▶ _Required task_:
Pull every line containing "screenshot" out of the material below.

▶ _Stored rows_:

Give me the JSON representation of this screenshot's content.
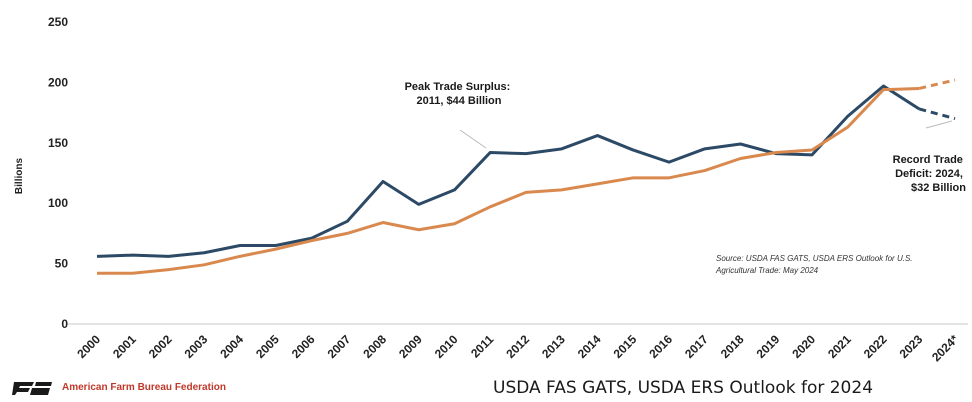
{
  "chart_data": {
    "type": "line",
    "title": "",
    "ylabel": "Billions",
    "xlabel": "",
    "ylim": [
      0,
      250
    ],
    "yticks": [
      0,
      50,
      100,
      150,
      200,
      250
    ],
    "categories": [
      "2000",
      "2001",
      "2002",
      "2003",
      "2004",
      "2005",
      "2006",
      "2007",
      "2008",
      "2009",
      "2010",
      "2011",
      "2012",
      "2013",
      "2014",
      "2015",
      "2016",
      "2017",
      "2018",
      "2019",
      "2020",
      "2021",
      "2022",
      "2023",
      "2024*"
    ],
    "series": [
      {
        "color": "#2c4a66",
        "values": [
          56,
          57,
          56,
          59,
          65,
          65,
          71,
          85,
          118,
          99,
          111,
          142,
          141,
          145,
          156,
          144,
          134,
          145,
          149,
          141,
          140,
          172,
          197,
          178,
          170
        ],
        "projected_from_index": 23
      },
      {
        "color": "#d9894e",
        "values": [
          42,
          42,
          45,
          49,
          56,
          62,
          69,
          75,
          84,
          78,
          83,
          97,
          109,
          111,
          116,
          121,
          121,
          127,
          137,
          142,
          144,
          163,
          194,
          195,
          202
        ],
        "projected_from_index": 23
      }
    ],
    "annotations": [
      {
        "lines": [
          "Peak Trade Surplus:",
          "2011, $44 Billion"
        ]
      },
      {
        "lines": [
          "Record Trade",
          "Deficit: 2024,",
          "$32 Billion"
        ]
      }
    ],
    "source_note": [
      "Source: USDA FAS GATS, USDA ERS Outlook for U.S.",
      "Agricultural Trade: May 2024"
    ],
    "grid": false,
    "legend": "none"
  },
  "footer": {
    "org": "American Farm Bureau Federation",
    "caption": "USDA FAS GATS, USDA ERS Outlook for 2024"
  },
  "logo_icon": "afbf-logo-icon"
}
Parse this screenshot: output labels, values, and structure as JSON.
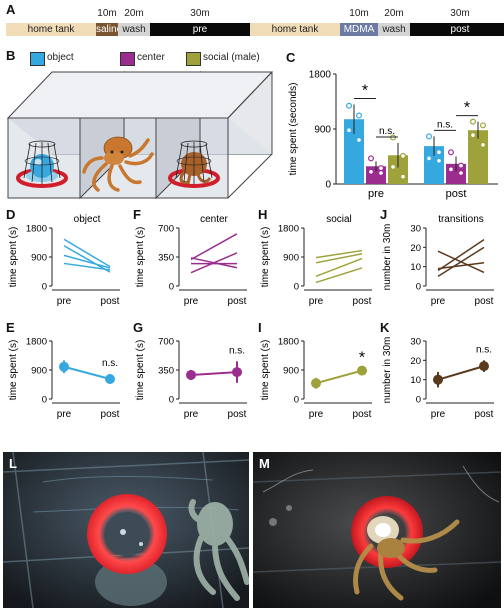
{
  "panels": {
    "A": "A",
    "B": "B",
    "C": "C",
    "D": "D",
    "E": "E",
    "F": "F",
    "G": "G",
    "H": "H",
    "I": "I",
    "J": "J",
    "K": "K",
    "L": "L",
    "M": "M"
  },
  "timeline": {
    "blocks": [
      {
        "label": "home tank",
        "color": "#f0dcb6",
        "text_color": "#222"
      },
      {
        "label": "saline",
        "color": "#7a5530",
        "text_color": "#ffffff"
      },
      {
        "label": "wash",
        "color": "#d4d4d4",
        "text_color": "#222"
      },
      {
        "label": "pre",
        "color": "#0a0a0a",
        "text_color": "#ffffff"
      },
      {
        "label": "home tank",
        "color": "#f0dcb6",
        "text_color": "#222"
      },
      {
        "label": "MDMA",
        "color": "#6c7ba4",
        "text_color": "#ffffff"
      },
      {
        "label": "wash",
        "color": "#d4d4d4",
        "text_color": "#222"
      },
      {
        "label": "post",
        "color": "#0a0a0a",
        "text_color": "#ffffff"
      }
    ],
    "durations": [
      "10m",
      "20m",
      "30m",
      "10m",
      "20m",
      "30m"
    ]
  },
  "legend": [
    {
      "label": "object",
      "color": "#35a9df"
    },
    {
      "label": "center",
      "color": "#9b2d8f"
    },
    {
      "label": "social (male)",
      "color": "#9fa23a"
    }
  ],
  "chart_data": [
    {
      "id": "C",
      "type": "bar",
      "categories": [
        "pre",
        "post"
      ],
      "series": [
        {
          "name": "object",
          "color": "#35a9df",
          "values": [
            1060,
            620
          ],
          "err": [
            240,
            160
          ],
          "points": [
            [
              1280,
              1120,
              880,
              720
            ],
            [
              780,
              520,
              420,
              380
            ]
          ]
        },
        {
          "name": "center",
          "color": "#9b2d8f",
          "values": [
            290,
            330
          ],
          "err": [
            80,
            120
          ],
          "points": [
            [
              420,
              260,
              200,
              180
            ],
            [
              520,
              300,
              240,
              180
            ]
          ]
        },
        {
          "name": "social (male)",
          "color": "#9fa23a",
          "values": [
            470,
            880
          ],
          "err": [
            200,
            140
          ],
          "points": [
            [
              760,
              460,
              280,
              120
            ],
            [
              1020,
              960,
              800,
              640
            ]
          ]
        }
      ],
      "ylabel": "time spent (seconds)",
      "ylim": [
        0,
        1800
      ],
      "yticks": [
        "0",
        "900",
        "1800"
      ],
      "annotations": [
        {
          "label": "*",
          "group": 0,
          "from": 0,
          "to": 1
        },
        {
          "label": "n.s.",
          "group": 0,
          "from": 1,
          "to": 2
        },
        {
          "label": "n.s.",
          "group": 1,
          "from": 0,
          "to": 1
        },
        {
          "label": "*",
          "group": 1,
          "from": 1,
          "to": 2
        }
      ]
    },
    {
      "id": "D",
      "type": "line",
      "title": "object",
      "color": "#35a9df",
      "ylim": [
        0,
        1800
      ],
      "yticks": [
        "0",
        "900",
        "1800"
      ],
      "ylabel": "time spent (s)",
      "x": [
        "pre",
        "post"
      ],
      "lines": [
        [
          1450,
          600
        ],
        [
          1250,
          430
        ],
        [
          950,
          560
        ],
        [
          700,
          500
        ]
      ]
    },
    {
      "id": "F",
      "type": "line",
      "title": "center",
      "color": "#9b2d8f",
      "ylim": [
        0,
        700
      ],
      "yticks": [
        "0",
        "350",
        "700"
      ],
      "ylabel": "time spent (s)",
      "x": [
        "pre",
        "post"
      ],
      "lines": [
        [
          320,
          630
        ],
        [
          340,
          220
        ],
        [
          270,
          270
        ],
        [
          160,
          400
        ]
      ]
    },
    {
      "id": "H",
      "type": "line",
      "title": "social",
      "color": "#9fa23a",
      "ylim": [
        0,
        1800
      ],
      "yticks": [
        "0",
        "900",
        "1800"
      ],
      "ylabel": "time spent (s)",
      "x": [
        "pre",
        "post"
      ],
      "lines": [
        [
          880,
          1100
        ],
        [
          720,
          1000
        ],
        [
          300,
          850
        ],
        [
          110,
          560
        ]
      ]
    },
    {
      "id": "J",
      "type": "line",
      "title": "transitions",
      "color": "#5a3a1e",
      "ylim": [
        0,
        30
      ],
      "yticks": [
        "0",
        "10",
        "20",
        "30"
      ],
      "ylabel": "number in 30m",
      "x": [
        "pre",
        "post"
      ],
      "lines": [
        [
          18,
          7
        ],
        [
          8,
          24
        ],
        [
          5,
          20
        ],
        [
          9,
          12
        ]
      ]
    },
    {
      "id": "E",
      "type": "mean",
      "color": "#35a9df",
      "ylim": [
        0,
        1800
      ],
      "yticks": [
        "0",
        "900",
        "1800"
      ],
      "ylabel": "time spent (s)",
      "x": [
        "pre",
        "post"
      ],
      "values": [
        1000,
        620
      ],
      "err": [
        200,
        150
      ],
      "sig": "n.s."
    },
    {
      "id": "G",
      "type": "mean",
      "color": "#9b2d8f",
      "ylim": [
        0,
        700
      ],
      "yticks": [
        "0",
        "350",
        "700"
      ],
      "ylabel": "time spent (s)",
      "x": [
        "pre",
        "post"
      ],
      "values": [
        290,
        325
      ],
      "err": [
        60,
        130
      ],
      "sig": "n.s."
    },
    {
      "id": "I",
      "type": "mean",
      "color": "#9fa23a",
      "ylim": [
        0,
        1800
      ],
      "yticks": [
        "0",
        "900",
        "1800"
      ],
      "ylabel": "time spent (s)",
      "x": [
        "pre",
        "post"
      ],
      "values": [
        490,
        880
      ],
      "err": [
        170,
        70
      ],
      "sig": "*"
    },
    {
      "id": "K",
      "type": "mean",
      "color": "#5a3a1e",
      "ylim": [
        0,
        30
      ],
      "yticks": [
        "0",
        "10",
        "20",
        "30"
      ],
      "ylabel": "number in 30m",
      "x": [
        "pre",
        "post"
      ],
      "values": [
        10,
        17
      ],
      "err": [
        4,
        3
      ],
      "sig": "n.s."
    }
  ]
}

▶ _Response to the task_:
Give me the JSON representation of this screenshot's content.
Parse this screenshot: output labels, values, and structure as JSON.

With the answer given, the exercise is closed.